Quoted passage =>
**********
Childhood obesity and what we ought to do about...
Many of you will be familiar with an editorial that appeared in the prestigious Journal of the American Medical Association (JAMA) and which quickly swept through local, national and international newspapers; twitter and on facebook and to which everyone seemed to voice a strong opinion. The piece suggested that perhaps children who are extremely obese (as indicated by being above the 99% percentile of the infamous BMI...ie these kids are huge!) should be subject to some form of state (government) intervention. Note: this does NOT mean they are taken from there families and placed in foster care. Those are extreme and rare situations. Rather, it means that Family Aid and Child Services would have the right to investigate, assess the home environment as being supportive and safe, probe for abuse or neglect, suggest reasonable interventions/solutions and if all else fails, consider removing children and placing them in temporary alternative care. Similar to children who fail to thrive and are underweight or malnourished, it is argued that these obese children are being over-nourished and overfed to the point where their health and well-being is being compromised (which quite frankly I agree with completely). Whether this constitutes child abuse is far from clear, but certainly it is far from optimal as (extreme) childhood obesity is associated with a multitude of physical (sleep apnea, respiratory/breathing difficulties, liver disease, diabetes and many more), emotional and social (bullying, social stigma, body image issues, depression) health problems.
**********
Task set =>
(a) In the childhood obesity text, which journal published the editorial?
(b) Carry on the childhood obesity text, picking up right after its final sentence.
**********
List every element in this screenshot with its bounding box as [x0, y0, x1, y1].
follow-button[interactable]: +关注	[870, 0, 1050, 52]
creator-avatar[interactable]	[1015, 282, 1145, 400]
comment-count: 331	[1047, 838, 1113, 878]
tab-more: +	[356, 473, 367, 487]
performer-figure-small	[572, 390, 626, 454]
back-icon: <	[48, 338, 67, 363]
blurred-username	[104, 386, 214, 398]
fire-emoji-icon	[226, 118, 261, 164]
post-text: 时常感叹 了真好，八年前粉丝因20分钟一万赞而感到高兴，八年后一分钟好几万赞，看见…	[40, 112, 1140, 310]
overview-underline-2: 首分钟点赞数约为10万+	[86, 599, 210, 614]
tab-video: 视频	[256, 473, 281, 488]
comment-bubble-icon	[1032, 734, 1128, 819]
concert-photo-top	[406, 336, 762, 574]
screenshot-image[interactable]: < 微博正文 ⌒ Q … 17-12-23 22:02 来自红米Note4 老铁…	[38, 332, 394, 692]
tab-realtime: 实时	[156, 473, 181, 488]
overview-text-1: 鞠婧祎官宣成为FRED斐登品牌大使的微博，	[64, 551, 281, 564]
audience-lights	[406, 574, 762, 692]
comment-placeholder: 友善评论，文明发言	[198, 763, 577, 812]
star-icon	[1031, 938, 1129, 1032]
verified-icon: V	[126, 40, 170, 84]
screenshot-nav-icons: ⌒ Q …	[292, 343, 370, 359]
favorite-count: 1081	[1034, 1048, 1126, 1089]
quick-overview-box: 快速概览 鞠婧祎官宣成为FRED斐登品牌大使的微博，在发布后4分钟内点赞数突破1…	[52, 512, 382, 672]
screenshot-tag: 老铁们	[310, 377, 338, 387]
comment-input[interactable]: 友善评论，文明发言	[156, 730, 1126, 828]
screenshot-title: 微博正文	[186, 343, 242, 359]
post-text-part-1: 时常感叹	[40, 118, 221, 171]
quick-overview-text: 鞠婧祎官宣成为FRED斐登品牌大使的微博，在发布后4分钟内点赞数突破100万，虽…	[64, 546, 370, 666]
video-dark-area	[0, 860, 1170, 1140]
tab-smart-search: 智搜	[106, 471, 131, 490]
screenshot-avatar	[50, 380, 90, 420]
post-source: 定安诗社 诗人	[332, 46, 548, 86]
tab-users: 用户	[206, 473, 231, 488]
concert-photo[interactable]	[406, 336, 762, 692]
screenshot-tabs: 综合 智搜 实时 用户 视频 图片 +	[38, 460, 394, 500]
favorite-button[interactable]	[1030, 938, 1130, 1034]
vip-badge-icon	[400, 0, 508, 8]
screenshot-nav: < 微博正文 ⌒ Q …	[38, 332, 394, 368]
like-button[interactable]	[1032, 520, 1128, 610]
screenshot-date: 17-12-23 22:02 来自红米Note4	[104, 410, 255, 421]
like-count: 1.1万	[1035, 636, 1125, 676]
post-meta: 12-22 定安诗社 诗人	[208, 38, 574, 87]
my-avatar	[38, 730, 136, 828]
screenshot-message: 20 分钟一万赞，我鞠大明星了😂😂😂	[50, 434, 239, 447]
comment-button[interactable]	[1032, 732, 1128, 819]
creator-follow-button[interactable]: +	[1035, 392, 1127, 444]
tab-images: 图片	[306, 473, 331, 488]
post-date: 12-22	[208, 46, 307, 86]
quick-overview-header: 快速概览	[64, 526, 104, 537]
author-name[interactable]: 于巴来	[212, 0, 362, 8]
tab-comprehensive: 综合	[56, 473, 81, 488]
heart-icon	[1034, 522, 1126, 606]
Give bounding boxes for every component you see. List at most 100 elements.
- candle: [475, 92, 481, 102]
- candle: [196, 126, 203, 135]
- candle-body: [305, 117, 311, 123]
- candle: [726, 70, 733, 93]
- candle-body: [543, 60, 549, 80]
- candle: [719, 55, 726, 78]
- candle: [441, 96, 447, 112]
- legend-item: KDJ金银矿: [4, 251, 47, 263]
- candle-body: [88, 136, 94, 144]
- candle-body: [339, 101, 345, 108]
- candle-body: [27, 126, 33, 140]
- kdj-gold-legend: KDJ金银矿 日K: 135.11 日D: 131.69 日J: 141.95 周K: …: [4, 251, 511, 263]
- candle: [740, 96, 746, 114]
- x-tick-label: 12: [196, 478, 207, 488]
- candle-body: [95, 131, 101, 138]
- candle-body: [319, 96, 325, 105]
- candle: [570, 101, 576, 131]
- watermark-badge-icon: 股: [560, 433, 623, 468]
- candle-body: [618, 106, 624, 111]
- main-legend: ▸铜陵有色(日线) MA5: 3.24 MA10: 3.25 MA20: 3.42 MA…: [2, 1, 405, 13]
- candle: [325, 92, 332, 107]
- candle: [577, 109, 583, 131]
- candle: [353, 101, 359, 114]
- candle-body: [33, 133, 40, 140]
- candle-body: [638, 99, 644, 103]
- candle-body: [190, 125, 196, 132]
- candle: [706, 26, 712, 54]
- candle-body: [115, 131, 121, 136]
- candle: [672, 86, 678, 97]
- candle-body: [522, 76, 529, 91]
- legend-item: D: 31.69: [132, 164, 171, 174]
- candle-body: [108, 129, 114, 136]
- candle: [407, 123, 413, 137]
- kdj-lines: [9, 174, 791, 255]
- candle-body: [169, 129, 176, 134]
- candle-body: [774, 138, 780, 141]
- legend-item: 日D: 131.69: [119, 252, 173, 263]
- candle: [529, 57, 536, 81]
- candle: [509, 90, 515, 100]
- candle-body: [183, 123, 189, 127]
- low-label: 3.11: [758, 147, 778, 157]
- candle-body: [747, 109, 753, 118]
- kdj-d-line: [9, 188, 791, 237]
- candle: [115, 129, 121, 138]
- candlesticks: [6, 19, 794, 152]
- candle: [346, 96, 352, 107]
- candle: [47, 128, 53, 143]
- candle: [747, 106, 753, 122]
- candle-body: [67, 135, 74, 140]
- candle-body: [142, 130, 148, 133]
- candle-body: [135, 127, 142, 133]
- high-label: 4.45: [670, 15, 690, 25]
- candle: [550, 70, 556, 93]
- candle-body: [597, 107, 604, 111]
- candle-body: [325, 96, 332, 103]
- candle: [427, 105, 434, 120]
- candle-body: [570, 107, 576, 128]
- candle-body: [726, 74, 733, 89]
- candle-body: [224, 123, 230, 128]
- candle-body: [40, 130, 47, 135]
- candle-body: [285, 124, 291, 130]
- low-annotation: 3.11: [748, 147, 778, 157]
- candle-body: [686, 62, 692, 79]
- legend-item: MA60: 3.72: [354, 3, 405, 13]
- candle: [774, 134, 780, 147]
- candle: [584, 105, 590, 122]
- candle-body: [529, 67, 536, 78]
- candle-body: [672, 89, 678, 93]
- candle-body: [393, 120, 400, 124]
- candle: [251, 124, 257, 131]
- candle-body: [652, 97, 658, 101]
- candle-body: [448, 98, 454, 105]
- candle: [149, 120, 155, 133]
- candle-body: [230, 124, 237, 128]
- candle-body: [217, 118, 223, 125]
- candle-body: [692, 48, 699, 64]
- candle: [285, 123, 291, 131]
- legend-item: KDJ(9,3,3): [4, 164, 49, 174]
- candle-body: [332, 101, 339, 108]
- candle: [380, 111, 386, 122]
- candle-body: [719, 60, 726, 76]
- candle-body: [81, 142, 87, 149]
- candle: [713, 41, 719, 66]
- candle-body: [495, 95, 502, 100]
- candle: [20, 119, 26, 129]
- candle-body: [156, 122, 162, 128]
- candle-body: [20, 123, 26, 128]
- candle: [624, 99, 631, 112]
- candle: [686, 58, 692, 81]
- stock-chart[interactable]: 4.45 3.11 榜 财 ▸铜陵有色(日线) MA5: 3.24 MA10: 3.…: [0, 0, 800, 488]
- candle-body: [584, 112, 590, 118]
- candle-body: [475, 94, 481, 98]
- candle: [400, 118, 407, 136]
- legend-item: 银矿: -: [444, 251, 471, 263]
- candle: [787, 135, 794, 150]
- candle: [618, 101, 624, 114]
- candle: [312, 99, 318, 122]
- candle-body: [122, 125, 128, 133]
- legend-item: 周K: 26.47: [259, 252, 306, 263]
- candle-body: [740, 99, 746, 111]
**********
Outputs by task =>
(a) The Journal of the American Medical Association (JAMA).

(b)
Obese adults are one thing, and whether they are at fault for their condition based on individual choices or whether it is a result of the complex ‘obesogenic’ environment we currently live is heavily debated (Personally I contend that obesity is a social/collective epidemic, but essentially stems from poor individual choices). However, I find it extremely hard to place blame directly on children for their own obesity, and especially in cases where the parents are themselves obese. Clearly, these children are not being given the optimal healthy environments in which to develop and so perhaps there is a point where this does in fact constitute abuse. But how do we possibly draw a line? Does feeding a child McDonalds and donuts equate to abuse? Not really. Certainly no one would argue that offering a child cigarettes, alcohol or illicit drugs is abuse; yet providing food of questionable nutritional value is normalized and accepted. Perhaps this needs to change!
Taking children away from their parents may also create a number of equally traumatizing and negative outcomes which could prove more debilitating than the state of being obese, but this too is impossible to determine. Removing children from their homes and their parents would, again, likely be done only in the most extreme of cases when all alternative options have been exhausted. Uncovering the underlying 'causes' of a childs obesity will be essential for any sort of meaningful intervention. Certainly there are socioeconomic, race and gender considerations to contend with; but feeding a child hot dogs and ding-dongs because they cry when they don't get them is not a legitimate excuse.
So what are we to do?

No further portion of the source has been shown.